Items:
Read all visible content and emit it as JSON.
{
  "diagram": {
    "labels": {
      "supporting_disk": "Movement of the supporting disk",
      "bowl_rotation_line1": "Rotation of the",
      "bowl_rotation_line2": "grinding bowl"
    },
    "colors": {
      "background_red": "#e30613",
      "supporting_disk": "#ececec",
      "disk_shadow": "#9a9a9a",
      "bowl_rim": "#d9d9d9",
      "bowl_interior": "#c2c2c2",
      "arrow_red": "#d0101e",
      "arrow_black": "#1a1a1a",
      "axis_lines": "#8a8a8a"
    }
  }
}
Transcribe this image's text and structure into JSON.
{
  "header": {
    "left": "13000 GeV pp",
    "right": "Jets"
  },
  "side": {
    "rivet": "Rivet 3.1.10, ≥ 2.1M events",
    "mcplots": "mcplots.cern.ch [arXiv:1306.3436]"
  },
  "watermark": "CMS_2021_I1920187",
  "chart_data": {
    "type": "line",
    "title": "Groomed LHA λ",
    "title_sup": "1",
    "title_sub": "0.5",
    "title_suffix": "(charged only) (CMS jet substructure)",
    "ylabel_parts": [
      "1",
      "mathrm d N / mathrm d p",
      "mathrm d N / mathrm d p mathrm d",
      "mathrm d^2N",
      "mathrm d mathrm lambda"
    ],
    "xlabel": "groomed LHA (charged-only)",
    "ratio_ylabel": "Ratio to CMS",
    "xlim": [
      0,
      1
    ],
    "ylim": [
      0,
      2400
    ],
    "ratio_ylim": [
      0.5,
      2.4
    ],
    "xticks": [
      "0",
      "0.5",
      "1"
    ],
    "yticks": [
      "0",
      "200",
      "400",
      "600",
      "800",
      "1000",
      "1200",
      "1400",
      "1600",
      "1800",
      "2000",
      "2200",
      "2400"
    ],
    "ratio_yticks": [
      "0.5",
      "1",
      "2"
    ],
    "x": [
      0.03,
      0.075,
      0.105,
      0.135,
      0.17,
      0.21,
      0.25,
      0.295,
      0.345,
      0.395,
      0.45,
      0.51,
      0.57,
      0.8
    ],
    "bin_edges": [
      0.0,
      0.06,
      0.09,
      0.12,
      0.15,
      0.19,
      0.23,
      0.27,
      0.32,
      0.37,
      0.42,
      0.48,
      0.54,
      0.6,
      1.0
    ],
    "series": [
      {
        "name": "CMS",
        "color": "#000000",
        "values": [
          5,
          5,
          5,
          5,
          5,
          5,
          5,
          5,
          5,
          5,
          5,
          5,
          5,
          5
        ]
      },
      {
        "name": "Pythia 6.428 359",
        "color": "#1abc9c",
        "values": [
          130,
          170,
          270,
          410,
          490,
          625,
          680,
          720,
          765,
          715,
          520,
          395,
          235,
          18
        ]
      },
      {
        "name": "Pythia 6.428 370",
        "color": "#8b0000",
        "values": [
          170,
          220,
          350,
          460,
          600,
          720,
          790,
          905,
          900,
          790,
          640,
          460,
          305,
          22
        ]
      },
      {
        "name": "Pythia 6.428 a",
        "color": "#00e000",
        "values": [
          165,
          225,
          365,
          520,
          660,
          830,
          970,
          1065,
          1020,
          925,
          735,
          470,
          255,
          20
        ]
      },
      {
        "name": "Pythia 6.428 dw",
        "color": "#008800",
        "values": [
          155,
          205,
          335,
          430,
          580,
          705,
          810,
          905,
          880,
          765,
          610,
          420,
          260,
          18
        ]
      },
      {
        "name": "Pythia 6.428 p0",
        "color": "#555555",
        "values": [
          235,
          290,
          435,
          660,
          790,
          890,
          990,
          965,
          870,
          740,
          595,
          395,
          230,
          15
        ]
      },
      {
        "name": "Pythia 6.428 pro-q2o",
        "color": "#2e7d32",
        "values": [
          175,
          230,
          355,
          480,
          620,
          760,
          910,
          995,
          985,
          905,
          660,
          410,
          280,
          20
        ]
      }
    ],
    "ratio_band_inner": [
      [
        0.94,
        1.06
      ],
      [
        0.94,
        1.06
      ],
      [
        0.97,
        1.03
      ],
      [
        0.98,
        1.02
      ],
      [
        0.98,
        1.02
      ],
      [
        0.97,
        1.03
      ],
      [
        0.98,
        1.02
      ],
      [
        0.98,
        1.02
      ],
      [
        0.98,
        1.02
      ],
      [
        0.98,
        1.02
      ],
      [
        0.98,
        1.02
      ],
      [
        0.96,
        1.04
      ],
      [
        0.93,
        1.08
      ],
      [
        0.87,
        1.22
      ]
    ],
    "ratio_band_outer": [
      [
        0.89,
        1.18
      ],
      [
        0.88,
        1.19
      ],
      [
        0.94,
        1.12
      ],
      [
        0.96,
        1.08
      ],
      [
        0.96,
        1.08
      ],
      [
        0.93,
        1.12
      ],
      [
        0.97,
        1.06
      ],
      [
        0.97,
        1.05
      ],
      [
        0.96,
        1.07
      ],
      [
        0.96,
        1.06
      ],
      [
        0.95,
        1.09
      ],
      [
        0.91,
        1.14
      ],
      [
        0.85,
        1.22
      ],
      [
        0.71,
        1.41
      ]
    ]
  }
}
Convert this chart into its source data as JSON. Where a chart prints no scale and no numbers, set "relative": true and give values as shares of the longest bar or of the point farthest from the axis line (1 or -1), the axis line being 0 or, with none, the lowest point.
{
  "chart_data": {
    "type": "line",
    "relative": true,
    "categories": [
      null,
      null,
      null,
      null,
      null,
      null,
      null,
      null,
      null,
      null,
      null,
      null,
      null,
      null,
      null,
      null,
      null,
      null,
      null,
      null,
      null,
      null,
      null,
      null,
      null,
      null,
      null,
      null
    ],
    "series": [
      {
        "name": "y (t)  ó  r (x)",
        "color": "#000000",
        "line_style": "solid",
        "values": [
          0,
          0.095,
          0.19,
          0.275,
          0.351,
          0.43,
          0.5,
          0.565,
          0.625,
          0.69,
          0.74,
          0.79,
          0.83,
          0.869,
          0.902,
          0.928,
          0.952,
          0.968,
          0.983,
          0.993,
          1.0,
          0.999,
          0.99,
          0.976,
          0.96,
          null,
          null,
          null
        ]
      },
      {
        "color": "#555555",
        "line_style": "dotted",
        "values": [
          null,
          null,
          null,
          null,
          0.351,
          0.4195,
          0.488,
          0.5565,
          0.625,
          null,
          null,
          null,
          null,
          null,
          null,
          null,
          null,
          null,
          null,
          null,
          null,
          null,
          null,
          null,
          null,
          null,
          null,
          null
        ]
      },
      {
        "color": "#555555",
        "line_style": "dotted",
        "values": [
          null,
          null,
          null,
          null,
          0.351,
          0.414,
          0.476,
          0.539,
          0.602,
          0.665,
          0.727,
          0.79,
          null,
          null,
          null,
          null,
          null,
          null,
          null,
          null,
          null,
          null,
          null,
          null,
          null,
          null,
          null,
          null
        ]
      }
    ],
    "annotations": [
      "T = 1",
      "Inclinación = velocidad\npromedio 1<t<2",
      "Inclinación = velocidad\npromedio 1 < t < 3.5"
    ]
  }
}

Exercise: Print the complete listing again, exactly as it stands.

Expected answer:
Read all visible content and emit it as JSON.
{
  "diagram": {
    "labels": {
      "supporting_disk": "Movement of the supporting disk",
      "bowl_rotation_line1": "Rotation of the",
      "bowl_rotation_line2": "grinding bowl"
    },
    "colors": {
      "background_red": "#e30613",
      "supporting_disk": "#ececec",
      "disk_shadow": "#9a9a9a",
      "bowl_rim": "#d9d9d9",
      "bowl_interior": "#c2c2c2",
      "arrow_red": "#d0101e",
      "arrow_black": "#1a1a1a",
      "axis_lines": "#8a8a8a"
    }
  }
}
Transcribe this image's text and structure into JSON.
{
  "header": {
    "left": "13000 GeV pp",
    "right": "Jets"
  },
  "side": {
    "rivet": "Rivet 3.1.10, ≥ 2.1M events",
    "mcplots": "mcplots.cern.ch [arXiv:1306.3436]"
  },
  "watermark": "CMS_2021_I1920187",
  "chart_data": {
    "type": "line",
    "title": "Groomed LHA λ",
    "title_sup": "1",
    "title_sub": "0.5",
    "title_suffix": "(charged only) (CMS jet substructure)",
    "ylabel_parts": [
      "1",
      "mathrm d N / mathrm d p",
      "mathrm d N / mathrm d p mathrm d",
      "mathrm d^2N",
      "mathrm d mathrm lambda"
    ],
    "xlabel": "groomed LHA (charged-only)",
    "ratio_ylabel": "Ratio to CMS",
    "xlim": [
      0,
      1
    ],
    "ylim": [
      0,
      2400
    ],
    "ratio_ylim": [
      0.5,
      2.4
    ],
    "xticks": [
      "0",
      "0.5",
      "1"
    ],
    "yticks": [
      "0",
      "200",
      "400",
      "600",
      "800",
      "1000",
      "1200",
      "1400",
      "1600",
      "1800",
      "2000",
      "2200",
      "2400"
    ],
    "ratio_yticks": [
      "0.5",
      "1",
      "2"
    ],
    "x": [
      0.03,
      0.075,
      0.105,
      0.135,
      0.17,
      0.21,
      0.25,
      0.295,
      0.345,
      0.395,
      0.45,
      0.51,
      0.57,
      0.8
    ],
    "bin_edges": [
      0.0,
      0.06,
      0.09,
      0.12,
      0.15,
      0.19,
      0.23,
      0.27,
      0.32,
      0.37,
      0.42,
      0.48,
      0.54,
      0.6,
      1.0
    ],
    "series": [
      {
        "name": "CMS",
        "color": "#000000",
        "values": [
          5,
          5,
          5,
          5,
          5,
          5,
          5,
          5,
          5,
          5,
          5,
          5,
          5,
          5
        ]
      },
      {
        "name": "Pythia 6.428 359",
        "color": "#1abc9c",
        "values": [
          130,
          170,
          270,
          410,
          490,
          625,
          680,
          720,
          765,
          715,
          520,
          395,
          235,
          18
        ]
      },
      {
        "name": "Pythia 6.428 370",
        "color": "#8b0000",
        "values": [
          170,
          220,
          350,
          460,
          600,
          720,
          790,
          905,
          900,
          790,
          640,
          460,
          305,
          22
        ]
      },
      {
        "name": "Pythia 6.428 a",
        "color": "#00e000",
        "values": [
          165,
          225,
          365,
          520,
          660,
          830,
          970,
          1065,
          1020,
          925,
          735,
          470,
          255,
          20
        ]
      },
      {
        "name": "Pythia 6.428 dw",
        "color": "#008800",
        "values": [
          155,
          205,
          335,
          430,
          580,
          705,
          810,
          905,
          880,
          765,
          610,
          420,
          260,
          18
        ]
      },
      {
        "name": "Pythia 6.428 p0",
        "color": "#555555",
        "values": [
          235,
          290,
          435,
          660,
          790,
          890,
          990,
          965,
          870,
          740,
          595,
          395,
          230,
          15
        ]
      },
      {
        "name": "Pythia 6.428 pro-q2o",
        "color": "#2e7d32",
        "values": [
          175,
          230,
          355,
          480,
          620,
          760,
          910,
          995,
          985,
          905,
          660,
          410,
          280,
          20
        ]
      }
    ],
    "ratio_band_inner": [
      [
        0.94,
        1.06
      ],
      [
        0.94,
        1.06
      ],
      [
        0.97,
        1.03
      ],
      [
        0.98,
        1.02
      ],
      [
        0.98,
        1.02
      ],
      [
        0.97,
        1.03
      ],
      [
        0.98,
        1.02
      ],
      [
        0.98,
        1.02
      ],
      [
        0.98,
        1.02
      ],
      [
        0.98,
        1.02
      ],
      [
        0.98,
        1.02
      ],
      [
        0.96,
        1.04
      ],
      [
        0.93,
        1.08
      ],
      [
        0.87,
        1.22
      ]
    ],
    "ratio_band_outer": [
      [
        0.89,
        1.18
      ],
      [
        0.88,
        1.19
      ],
      [
        0.94,
        1.12
      ],
      [
        0.96,
        1.08
      ],
      [
        0.96,
        1.08
      ],
      [
        0.93,
        1.12
      ],
      [
        0.97,
        1.06
      ],
      [
        0.97,
        1.05
      ],
      [
        0.96,
        1.07
      ],
      [
        0.96,
        1.06
      ],
      [
        0.95,
        1.09
      ],
      [
        0.91,
        1.14
      ],
      [
        0.85,
        1.22
      ],
      [
        0.71,
        1.41
      ]
    ]
  }
}
Convert this chart into its source data as JSON. Where a chart prints no scale and no numbers, set "relative": true and give values as shares of the longest bar or of the point farthest from the axis line (1 or -1), the axis line being 0 or, with none, the lowest point.
{
  "chart_data": {
    "type": "line",
    "relative": true,
    "categories": [
      null,
      null,
      null,
      null,
      null,
      null,
      null,
      null,
      null,
      null,
      null,
      null,
      null,
      null,
      null,
      null,
      null,
      null,
      null,
      null,
      null,
      null,
      null,
      null,
      null,
      null,
      null,
      null
    ],
    "series": [
      {
        "name": "y (t)  ó  r (x)",
        "color": "#000000",
        "line_style": "solid",
        "values": [
          0,
          0.095,
          0.19,
          0.275,
          0.351,
          0.43,
          0.5,
          0.565,
          0.625,
          0.69,
          0.74,
          0.79,
          0.83,
          0.869,
          0.902,
          0.928,
          0.952,
          0.968,
          0.983,
          0.993,
          1.0,
          0.999,
          0.99,
          0.976,
          0.96,
          null,
          null,
          null
        ]
      },
      {
        "color": "#555555",
        "line_style": "dotted",
        "values": [
          null,
          null,
          null,
          null,
          0.351,
          0.4195,
          0.488,
          0.5565,
          0.625,
          null,
          null,
          null,
          null,
          null,
          null,
          null,
          null,
          null,
          null,
          null,
          null,
          null,
          null,
          null,
          null,
          null,
          null,
          null
        ]
      },
      {
        "color": "#555555",
        "line_style": "dotted",
        "values": [
          null,
          null,
          null,
          null,
          0.351,
          0.414,
          0.476,
          0.539,
          0.602,
          0.665,
          0.727,
          0.79,
          null,
          null,
          null,
          null,
          null,
          null,
          null,
          null,
          null,
          null,
          null,
          null,
          null,
          null,
          null,
          null
        ]
      }
    ],
    "annotations": [
      "T = 1",
      "Inclinación = velocidad\npromedio 1<t<2",
      "Inclinación = velocidad\npromedio 1 < t < 3.5"
    ]
  }
}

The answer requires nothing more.